» **Required work**
Please retype each record exactly as it stands below.

----------------------------------------

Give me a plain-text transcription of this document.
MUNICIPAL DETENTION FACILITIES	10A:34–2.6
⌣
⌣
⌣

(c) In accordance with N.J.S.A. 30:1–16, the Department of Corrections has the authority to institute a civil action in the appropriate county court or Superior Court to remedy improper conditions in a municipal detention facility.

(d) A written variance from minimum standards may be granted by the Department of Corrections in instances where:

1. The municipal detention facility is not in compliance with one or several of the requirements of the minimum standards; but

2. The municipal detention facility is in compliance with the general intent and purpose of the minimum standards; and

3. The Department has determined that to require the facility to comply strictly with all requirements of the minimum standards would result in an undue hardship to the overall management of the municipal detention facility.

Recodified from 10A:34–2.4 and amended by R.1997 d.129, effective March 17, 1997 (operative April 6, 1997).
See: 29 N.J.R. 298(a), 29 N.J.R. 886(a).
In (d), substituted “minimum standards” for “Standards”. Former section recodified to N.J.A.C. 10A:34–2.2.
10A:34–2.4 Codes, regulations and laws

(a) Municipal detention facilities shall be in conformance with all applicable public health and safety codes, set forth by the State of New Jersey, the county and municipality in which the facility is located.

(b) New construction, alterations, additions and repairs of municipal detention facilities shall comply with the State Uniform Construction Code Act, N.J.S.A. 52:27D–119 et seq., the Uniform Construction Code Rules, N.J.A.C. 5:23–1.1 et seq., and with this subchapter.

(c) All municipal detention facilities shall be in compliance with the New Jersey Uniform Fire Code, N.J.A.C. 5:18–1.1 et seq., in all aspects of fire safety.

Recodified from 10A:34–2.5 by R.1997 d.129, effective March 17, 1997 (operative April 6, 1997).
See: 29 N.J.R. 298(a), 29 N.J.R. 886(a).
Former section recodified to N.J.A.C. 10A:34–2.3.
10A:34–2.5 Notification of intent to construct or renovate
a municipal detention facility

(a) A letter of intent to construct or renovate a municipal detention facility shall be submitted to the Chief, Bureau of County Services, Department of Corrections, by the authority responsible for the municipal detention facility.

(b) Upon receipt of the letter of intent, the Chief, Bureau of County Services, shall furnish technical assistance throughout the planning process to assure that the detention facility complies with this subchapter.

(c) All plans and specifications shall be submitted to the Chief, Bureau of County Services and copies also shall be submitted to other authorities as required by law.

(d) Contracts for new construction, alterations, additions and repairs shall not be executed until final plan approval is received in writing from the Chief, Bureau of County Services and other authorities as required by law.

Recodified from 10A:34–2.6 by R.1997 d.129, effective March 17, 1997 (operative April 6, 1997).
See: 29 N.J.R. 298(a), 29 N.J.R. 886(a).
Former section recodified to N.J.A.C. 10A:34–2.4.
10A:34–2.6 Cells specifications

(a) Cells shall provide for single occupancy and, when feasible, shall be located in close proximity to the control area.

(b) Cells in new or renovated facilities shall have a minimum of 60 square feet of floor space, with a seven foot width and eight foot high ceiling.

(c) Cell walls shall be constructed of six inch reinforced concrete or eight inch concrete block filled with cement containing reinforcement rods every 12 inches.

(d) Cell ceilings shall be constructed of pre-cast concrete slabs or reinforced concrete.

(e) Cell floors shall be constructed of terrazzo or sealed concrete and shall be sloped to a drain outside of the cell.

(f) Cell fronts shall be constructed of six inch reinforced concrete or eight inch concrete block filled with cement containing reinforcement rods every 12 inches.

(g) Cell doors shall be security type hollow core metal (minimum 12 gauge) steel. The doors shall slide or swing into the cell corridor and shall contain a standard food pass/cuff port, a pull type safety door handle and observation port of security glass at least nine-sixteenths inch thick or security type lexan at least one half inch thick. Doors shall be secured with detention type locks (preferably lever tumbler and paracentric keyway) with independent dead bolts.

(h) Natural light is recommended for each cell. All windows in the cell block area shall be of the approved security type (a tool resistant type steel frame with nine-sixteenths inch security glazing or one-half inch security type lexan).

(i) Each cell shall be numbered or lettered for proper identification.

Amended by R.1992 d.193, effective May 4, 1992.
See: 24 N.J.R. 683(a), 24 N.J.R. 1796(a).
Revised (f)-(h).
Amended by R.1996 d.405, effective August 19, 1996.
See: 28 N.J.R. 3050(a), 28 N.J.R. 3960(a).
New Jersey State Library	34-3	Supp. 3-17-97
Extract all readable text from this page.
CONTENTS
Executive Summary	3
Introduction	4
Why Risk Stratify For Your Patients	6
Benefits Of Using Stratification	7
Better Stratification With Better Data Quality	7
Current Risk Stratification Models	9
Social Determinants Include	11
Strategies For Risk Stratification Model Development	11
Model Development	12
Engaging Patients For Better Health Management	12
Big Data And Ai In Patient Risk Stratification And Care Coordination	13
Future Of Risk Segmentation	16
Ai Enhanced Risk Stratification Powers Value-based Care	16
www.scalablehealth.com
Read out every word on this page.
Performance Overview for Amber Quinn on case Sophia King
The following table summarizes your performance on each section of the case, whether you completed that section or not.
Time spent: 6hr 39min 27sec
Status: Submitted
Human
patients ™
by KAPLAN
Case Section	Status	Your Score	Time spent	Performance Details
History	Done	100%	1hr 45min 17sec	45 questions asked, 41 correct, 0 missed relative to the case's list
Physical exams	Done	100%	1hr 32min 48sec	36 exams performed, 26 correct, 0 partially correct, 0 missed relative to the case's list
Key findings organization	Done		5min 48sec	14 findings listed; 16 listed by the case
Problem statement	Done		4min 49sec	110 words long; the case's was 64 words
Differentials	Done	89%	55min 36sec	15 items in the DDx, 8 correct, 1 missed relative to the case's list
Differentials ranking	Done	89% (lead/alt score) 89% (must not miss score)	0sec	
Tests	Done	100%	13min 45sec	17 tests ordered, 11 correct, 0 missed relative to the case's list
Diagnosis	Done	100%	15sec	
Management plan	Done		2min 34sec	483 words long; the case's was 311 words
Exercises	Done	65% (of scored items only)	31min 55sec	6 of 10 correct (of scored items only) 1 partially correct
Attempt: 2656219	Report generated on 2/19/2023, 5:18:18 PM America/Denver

----------------------------------------

» **Exercise answer**
Give me a plain-text transcription of this document.
MUNICIPAL DETENTION FACILITIES	10A:34–2.6
⌣
⌣
⌣

(c) In accordance with N.J.S.A. 30:1–16, the Department of Corrections has the authority to institute a civil action in the appropriate county court or Superior Court to remedy improper conditions in a municipal detention facility.

(d) A written variance from minimum standards may be granted by the Department of Corrections in instances where:

1. The municipal detention facility is not in compliance with one or several of the requirements of the minimum standards; but

2. The municipal detention facility is in compliance with the general intent and purpose of the minimum standards; and

3. The Department has determined that to require the facility to comply strictly with all requirements of the minimum standards would result in an undue hardship to the overall management of the municipal detention facility.

Recodified from 10A:34–2.4 and amended by R.1997 d.129, effective March 17, 1997 (operative April 6, 1997).
See: 29 N.J.R. 298(a), 29 N.J.R. 886(a).
In (d), substituted “minimum standards” for “Standards”. Former section recodified to N.J.A.C. 10A:34–2.2.
10A:34–2.4 Codes, regulations and laws

(a) Municipal detention facilities shall be in conformance with all applicable public health and safety codes, set forth by the State of New Jersey, the county and municipality in which the facility is located.

(b) New construction, alterations, additions and repairs of municipal detention facilities shall comply with the State Uniform Construction Code Act, N.J.S.A. 52:27D–119 et seq., the Uniform Construction Code Rules, N.J.A.C. 5:23–1.1 et seq., and with this subchapter.

(c) All municipal detention facilities shall be in compliance with the New Jersey Uniform Fire Code, N.J.A.C. 5:18–1.1 et seq., in all aspects of fire safety.

Recodified from 10A:34–2.5 by R.1997 d.129, effective March 17, 1997 (operative April 6, 1997).
See: 29 N.J.R. 298(a), 29 N.J.R. 886(a).
Former section recodified to N.J.A.C. 10A:34–2.3.
10A:34–2.5 Notification of intent to construct or renovate
a municipal detention facility

(a) A letter of intent to construct or renovate a municipal detention facility shall be submitted to the Chief, Bureau of County Services, Department of Corrections, by the authority responsible for the municipal detention facility.

(b) Upon receipt of the letter of intent, the Chief, Bureau of County Services, shall furnish technical assistance throughout the planning process to assure that the detention facility complies with this subchapter.

(c) All plans and specifications shall be submitted to the Chief, Bureau of County Services and copies also shall be submitted to other authorities as required by law.

(d) Contracts for new construction, alterations, additions and repairs shall not be executed until final plan approval is received in writing from the Chief, Bureau of County Services and other authorities as required by law.

Recodified from 10A:34–2.6 by R.1997 d.129, effective March 17, 1997 (operative April 6, 1997).
See: 29 N.J.R. 298(a), 29 N.J.R. 886(a).
Former section recodified to N.J.A.C. 10A:34–2.4.
10A:34–2.6 Cells specifications

(a) Cells shall provide for single occupancy and, when feasible, shall be located in close proximity to the control area.

(b) Cells in new or renovated facilities shall have a minimum of 60 square feet of floor space, with a seven foot width and eight foot high ceiling.

(c) Cell walls shall be constructed of six inch reinforced concrete or eight inch concrete block filled with cement containing reinforcement rods every 12 inches.

(d) Cell ceilings shall be constructed of pre-cast concrete slabs or reinforced concrete.

(e) Cell floors shall be constructed of terrazzo or sealed concrete and shall be sloped to a drain outside of the cell.

(f) Cell fronts shall be constructed of six inch reinforced concrete or eight inch concrete block filled with cement containing reinforcement rods every 12 inches.

(g) Cell doors shall be security type hollow core metal (minimum 12 gauge) steel. The doors shall slide or swing into the cell corridor and shall contain a standard food pass/cuff port, a pull type safety door handle and observation port of security glass at least nine-sixteenths inch thick or security type lexan at least one half inch thick. Doors shall be secured with detention type locks (preferably lever tumbler and paracentric keyway) with independent dead bolts.

(h) Natural light is recommended for each cell. All windows in the cell block area shall be of the approved security type (a tool resistant type steel frame with nine-sixteenths inch security glazing or one-half inch security type lexan).

(i) Each cell shall be numbered or lettered for proper identification.

Amended by R.1992 d.193, effective May 4, 1992.
See: 24 N.J.R. 683(a), 24 N.J.R. 1796(a).
Revised (f)-(h).
Amended by R.1996 d.405, effective August 19, 1996.
See: 28 N.J.R. 3050(a), 28 N.J.R. 3960(a).
New Jersey State Library	34-3	Supp. 3-17-97
Extract all readable text from this page.
CONTENTS
Executive Summary	3
Introduction	4
Why Risk Stratify For Your Patients	6
Benefits Of Using Stratification	7
Better Stratification With Better Data Quality	7
Current Risk Stratification Models	9
Social Determinants Include	11
Strategies For Risk Stratification Model Development	11
Model Development	12
Engaging Patients For Better Health Management	12
Big Data And Ai In Patient Risk Stratification And Care Coordination	13
Future Of Risk Segmentation	16
Ai Enhanced Risk Stratification Powers Value-based Care	16
www.scalablehealth.com
Read out every word on this page.
Performance Overview for Amber Quinn on case Sophia King
The following table summarizes your performance on each section of the case, whether you completed that section or not.
Time spent: 6hr 39min 27sec
Status: Submitted
Human
patients ™
by KAPLAN
Case Section	Status	Your Score	Time spent	Performance Details
History	Done	100%	1hr 45min 17sec	45 questions asked, 41 correct, 0 missed relative to the case's list
Physical exams	Done	100%	1hr 32min 48sec	36 exams performed, 26 correct, 0 partially correct, 0 missed relative to the case's list
Key findings organization	Done		5min 48sec	14 findings listed; 16 listed by the case
Problem statement	Done		4min 49sec	110 words long; the case's was 64 words
Differentials	Done	89%	55min 36sec	15 items in the DDx, 8 correct, 1 missed relative to the case's list
Differentials ranking	Done	89% (lead/alt score) 89% (must not miss score)	0sec	
Tests	Done	100%	13min 45sec	17 tests ordered, 11 correct, 0 missed relative to the case's list
Diagnosis	Done	100%	15sec	
Management plan	Done		2min 34sec	483 words long; the case's was 311 words
Exercises	Done	65% (of scored items only)	31min 55sec	6 of 10 correct (of scored items only) 1 partially correct
Attempt: 2656219	Report generated on 2/19/2023, 5:18:18 PM America/Denver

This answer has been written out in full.